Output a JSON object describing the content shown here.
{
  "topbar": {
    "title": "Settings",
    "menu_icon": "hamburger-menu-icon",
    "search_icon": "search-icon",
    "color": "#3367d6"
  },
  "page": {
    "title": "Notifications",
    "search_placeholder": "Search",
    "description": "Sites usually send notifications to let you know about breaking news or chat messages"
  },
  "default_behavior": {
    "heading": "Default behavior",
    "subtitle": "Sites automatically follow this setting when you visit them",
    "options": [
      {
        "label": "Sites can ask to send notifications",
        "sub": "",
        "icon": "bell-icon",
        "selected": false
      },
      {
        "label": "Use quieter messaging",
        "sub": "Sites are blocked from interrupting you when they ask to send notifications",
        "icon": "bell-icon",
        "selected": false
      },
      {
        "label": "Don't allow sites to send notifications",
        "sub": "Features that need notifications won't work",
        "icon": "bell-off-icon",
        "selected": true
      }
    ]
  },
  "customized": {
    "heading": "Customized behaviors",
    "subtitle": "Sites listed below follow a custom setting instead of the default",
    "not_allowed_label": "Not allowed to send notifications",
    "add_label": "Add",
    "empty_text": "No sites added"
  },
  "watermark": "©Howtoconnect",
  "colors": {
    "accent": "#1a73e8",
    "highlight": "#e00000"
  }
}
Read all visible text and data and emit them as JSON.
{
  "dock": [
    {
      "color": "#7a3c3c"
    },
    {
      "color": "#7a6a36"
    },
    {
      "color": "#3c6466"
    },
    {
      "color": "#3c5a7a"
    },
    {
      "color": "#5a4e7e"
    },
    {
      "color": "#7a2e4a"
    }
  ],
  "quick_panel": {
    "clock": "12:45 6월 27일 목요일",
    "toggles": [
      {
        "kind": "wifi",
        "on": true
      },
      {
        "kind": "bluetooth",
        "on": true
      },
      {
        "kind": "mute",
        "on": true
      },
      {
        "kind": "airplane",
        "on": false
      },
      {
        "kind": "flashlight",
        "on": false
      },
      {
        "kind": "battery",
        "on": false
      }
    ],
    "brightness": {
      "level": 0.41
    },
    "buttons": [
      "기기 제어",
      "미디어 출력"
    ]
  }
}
──────
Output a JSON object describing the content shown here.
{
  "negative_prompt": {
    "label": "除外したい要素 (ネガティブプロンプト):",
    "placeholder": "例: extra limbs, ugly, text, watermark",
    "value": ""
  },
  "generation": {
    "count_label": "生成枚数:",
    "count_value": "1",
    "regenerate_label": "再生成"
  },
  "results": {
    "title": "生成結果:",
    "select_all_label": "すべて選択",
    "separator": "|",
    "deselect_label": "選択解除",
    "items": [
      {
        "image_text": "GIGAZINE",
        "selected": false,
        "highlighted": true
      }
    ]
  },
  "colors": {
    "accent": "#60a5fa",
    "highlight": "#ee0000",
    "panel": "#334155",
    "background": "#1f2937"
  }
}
──────
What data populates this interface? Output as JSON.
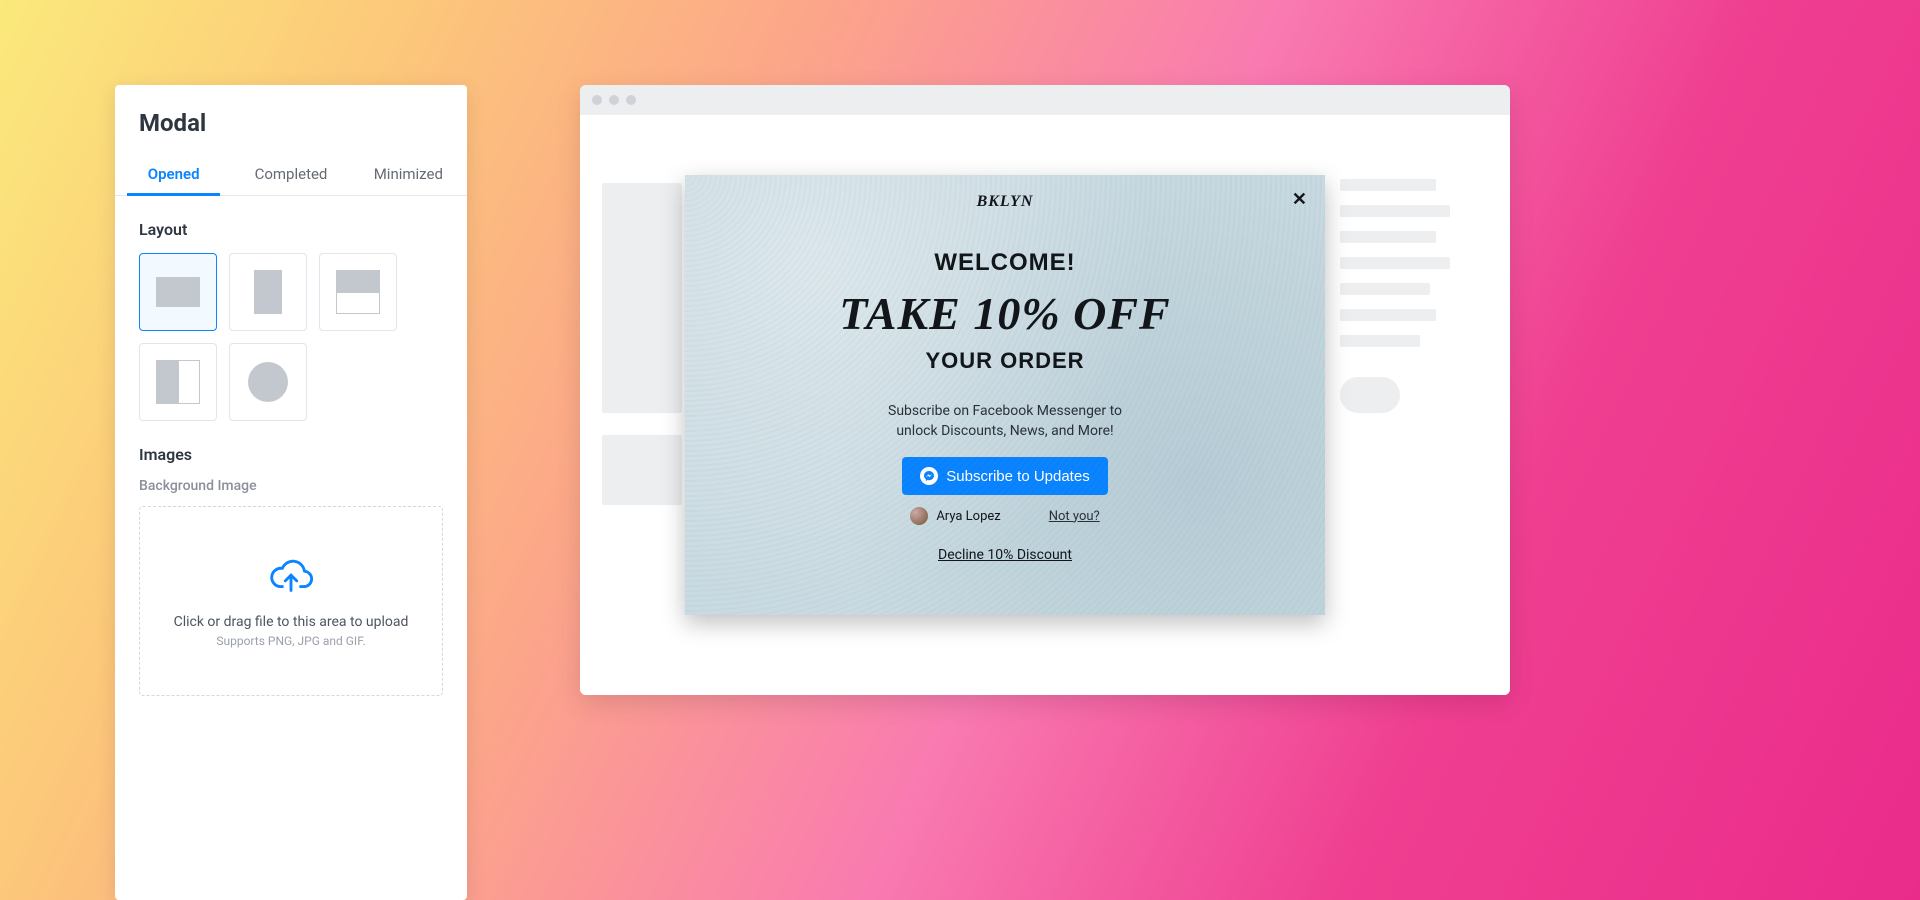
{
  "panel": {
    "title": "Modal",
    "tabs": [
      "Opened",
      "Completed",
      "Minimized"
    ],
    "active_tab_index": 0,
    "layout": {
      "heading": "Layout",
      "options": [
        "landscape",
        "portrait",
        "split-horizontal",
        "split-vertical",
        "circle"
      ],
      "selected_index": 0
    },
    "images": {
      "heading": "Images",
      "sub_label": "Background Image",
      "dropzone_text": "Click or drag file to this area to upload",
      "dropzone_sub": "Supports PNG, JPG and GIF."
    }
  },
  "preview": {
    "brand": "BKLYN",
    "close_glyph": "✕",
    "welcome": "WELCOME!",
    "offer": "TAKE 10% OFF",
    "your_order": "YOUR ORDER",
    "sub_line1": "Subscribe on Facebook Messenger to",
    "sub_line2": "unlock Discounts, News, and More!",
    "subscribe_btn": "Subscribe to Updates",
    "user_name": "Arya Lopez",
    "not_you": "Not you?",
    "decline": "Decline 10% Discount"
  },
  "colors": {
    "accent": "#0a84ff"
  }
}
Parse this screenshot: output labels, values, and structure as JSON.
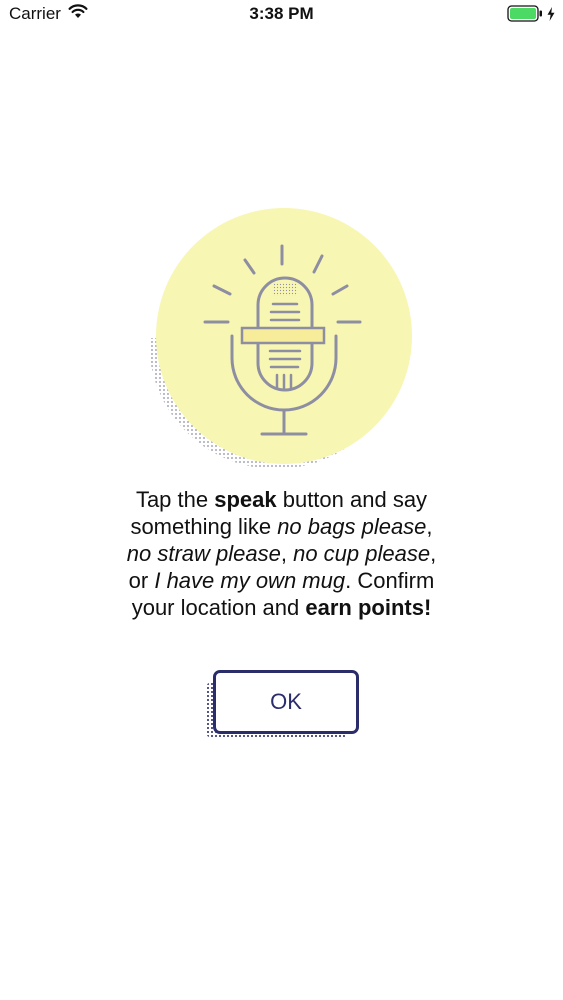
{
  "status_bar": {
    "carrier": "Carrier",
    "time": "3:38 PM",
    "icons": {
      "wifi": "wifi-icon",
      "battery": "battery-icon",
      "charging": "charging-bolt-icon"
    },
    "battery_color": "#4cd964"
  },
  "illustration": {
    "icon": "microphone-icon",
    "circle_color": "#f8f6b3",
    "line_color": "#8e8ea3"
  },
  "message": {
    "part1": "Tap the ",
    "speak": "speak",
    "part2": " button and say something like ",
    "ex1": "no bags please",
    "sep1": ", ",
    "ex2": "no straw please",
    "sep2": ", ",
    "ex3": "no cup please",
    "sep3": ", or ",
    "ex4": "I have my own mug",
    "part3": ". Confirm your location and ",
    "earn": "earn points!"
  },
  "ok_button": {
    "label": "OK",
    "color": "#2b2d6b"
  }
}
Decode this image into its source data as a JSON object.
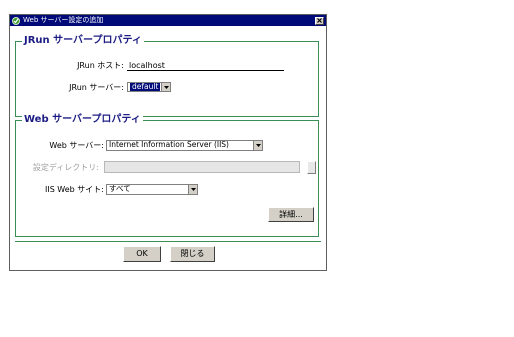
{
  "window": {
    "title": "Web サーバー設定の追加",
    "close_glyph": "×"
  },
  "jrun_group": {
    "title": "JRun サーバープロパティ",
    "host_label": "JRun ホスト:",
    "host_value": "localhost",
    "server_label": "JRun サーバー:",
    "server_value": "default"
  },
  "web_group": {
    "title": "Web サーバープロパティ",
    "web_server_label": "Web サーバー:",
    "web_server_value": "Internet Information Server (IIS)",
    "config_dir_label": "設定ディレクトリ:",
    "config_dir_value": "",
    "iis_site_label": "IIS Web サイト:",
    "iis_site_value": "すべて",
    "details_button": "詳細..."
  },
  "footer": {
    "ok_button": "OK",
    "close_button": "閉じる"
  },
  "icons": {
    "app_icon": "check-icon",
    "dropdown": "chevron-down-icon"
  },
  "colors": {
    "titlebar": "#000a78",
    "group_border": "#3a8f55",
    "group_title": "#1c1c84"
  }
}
──────
Written exercise:
Give back only a number, the number of lines where the string "please" occurs.

Full solution:
3